_Recorded information_:
-=-=-=-=-
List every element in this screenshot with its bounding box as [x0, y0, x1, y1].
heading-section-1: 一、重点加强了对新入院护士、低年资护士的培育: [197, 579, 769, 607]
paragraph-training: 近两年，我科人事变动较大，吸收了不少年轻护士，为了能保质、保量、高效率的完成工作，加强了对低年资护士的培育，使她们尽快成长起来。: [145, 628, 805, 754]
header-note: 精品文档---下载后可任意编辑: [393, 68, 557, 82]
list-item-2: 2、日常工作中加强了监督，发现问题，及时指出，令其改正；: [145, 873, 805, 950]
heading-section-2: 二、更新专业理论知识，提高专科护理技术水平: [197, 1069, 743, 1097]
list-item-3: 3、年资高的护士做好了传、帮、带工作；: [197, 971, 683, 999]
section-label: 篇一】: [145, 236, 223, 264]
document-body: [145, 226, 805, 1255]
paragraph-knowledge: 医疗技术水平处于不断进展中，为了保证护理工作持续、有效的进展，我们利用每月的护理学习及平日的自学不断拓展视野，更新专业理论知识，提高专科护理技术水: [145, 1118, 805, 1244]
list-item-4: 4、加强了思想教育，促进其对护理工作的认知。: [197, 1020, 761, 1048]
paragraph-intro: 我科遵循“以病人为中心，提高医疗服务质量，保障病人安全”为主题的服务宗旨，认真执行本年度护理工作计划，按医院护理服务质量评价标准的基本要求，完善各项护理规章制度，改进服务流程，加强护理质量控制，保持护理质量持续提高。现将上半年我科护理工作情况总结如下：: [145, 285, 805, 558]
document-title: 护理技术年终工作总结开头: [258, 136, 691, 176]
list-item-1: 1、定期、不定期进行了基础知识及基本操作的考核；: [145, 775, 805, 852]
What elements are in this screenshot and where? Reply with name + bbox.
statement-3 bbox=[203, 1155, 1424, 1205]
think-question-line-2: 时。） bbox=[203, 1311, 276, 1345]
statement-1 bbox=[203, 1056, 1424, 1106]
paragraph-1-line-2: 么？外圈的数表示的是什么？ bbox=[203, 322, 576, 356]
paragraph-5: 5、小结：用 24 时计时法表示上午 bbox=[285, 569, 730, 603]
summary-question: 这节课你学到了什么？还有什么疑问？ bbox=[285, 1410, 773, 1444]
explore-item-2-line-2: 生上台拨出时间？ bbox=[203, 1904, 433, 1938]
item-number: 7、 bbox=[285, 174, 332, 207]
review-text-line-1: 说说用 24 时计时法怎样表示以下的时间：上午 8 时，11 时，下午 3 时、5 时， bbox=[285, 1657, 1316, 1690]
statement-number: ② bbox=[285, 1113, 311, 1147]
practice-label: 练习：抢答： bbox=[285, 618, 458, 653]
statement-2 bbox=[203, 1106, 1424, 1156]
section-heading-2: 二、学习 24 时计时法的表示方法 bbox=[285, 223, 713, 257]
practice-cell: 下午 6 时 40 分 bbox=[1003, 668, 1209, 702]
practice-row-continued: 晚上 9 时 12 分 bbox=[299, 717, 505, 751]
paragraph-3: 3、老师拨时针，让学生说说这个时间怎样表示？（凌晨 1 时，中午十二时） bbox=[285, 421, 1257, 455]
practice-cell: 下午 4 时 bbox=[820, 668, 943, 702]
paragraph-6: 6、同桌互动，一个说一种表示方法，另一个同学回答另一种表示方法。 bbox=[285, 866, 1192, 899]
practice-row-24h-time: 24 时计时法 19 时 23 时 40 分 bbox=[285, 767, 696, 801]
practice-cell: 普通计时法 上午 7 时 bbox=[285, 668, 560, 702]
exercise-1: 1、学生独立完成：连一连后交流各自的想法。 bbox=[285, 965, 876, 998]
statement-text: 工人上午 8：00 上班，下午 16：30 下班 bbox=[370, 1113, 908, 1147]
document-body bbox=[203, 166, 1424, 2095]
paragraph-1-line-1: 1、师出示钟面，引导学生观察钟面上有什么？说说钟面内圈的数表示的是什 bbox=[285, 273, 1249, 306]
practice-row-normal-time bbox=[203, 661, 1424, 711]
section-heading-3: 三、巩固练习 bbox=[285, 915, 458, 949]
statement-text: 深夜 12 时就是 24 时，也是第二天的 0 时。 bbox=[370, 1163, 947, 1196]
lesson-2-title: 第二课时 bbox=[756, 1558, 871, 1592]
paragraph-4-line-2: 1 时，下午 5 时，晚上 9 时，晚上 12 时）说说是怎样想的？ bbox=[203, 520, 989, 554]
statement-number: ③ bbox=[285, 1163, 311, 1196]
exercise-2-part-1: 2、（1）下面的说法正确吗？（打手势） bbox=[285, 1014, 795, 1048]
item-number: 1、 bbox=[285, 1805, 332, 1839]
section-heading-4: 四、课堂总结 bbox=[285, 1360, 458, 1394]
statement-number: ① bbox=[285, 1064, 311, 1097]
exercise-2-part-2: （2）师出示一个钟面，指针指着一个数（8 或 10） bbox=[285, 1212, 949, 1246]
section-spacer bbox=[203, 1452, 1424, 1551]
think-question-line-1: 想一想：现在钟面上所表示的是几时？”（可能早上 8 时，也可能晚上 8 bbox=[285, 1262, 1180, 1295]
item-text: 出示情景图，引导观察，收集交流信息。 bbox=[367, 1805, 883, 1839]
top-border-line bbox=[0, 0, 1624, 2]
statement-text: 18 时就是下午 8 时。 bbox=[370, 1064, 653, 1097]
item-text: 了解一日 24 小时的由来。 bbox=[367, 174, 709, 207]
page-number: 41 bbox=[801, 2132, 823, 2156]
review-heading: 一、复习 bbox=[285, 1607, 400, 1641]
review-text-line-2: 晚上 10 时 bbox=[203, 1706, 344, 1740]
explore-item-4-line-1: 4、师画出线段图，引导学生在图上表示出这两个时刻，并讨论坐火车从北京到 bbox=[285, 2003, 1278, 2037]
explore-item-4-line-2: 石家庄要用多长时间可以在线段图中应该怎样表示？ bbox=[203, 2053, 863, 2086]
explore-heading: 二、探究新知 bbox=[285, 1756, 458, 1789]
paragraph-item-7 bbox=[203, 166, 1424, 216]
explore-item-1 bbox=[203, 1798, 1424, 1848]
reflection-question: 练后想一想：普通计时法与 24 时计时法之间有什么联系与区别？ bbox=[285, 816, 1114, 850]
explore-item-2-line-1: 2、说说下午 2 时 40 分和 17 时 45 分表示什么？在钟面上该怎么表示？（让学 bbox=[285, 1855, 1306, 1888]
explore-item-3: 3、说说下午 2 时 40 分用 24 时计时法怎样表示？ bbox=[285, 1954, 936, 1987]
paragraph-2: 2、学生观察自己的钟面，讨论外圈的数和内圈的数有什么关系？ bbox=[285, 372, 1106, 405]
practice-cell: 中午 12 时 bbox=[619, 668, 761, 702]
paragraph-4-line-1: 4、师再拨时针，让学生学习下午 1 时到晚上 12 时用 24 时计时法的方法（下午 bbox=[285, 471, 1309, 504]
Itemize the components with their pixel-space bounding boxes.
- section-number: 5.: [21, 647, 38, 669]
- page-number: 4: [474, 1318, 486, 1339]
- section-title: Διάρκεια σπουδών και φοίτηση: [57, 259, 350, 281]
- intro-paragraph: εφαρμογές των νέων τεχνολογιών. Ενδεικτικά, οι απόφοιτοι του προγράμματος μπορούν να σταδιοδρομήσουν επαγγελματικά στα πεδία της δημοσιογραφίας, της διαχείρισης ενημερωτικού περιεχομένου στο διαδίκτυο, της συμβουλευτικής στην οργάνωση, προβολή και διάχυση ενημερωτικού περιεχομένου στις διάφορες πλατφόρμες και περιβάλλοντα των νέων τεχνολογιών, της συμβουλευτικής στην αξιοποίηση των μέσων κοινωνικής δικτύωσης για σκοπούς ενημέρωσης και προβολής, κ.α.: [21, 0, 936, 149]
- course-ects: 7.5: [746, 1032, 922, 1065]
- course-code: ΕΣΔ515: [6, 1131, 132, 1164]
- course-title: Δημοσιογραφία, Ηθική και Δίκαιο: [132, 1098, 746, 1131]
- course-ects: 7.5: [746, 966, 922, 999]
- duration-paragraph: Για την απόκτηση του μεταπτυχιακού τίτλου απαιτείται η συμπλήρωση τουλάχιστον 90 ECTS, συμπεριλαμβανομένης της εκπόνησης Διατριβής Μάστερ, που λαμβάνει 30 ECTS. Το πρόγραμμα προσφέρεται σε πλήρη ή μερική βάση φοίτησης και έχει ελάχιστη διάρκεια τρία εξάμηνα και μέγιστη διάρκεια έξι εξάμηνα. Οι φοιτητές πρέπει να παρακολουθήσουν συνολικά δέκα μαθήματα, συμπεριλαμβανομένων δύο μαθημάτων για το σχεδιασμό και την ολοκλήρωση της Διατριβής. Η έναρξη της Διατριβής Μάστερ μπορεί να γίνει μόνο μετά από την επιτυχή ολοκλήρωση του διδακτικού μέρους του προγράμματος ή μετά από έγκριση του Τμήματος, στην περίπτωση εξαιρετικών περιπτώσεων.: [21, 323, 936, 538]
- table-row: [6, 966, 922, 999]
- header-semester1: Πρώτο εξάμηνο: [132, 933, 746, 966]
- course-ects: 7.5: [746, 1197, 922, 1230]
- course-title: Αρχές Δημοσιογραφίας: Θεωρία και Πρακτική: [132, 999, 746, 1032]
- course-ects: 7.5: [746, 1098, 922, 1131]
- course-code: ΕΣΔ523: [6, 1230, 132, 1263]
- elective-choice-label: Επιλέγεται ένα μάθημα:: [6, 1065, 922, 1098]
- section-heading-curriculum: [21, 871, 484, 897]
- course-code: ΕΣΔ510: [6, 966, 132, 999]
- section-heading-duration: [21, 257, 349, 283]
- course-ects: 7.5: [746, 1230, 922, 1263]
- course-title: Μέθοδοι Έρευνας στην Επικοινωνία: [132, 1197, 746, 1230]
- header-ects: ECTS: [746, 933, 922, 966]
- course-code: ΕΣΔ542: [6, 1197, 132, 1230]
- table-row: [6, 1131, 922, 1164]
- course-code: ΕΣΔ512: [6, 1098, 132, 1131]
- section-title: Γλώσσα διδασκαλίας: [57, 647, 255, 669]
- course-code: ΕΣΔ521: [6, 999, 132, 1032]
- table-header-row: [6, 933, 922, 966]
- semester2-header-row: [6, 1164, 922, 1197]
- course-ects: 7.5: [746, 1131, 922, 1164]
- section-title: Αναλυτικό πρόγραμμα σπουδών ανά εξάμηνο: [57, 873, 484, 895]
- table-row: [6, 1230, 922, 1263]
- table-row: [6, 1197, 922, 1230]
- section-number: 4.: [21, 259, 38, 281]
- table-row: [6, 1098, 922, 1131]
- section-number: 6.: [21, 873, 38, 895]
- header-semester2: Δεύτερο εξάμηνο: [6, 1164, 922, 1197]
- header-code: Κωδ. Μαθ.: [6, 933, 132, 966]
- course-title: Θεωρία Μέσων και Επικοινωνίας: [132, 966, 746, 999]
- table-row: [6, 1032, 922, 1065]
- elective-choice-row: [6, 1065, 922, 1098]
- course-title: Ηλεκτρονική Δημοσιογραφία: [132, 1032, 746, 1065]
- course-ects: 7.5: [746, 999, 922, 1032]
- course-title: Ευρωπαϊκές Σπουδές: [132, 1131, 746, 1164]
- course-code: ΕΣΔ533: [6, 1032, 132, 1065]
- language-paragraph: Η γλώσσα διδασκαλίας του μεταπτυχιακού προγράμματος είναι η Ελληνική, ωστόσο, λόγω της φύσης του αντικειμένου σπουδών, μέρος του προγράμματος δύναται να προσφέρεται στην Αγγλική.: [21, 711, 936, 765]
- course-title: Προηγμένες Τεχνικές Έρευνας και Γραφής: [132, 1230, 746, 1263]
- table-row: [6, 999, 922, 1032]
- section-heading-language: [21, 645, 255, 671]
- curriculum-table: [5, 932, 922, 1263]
-=-=-=-=-
_Task brief_:
Write out the lines above exactly as they appear, beginning with the very first line and continuing through the line containing "paragraph-5: 5、小结：用 24", including both of those lines.

_Finished task_:
List every element in this screenshot with its bounding box as [x0, y0, x1, y1].
heading-section-1: 一、重点加强了对新入院护士、低年资护士的培育: [197, 579, 769, 607]
paragraph-training: 近两年，我科人事变动较大，吸收了不少年轻护士，为了能保质、保量、高效率的完成工作，加强了对低年资护士的培育，使她们尽快成长起来。: [145, 628, 805, 754]
header-note: 精品文档---下载后可任意编辑: [393, 68, 557, 82]
list-item-2: 2、日常工作中加强了监督，发现问题，及时指出，令其改正；: [145, 873, 805, 950]
heading-section-2: 二、更新专业理论知识，提高专科护理技术水平: [197, 1069, 743, 1097]
list-item-3: 3、年资高的护士做好了传、帮、带工作；: [197, 971, 683, 999]
section-label: 篇一】: [145, 236, 223, 264]
document-body: [145, 226, 805, 1255]
paragraph-knowledge: 医疗技术水平处于不断进展中，为了保证护理工作持续、有效的进展，我们利用每月的护理学习及平日的自学不断拓展视野，更新专业理论知识，提高专科护理技术水: [145, 1118, 805, 1244]
list-item-4: 4、加强了思想教育，促进其对护理工作的认知。: [197, 1020, 761, 1048]
paragraph-intro: 我科遵循“以病人为中心，提高医疗服务质量，保障病人安全”为主题的服务宗旨，认真执行本年度护理工作计划，按医院护理服务质量评价标准的基本要求，完善各项护理规章制度，改进服务流程，加强护理质量控制，保持护理质量持续提高。现将上半年我科护理工作情况总结如下：: [145, 285, 805, 558]
document-title: 护理技术年终工作总结开头: [258, 136, 691, 176]
list-item-1: 1、定期、不定期进行了基础知识及基本操作的考核；: [145, 775, 805, 852]
What elements are in this screenshot and where? Reply with name + bbox.
statement-3 bbox=[203, 1155, 1424, 1205]
think-question-line-2: 时。） bbox=[203, 1311, 276, 1345]
statement-1 bbox=[203, 1056, 1424, 1106]
paragraph-1-line-2: 么？外圈的数表示的是什么？ bbox=[203, 322, 576, 356]
paragraph-5: 5、小结：用 24 时计时法表示上午 bbox=[285, 569, 730, 603]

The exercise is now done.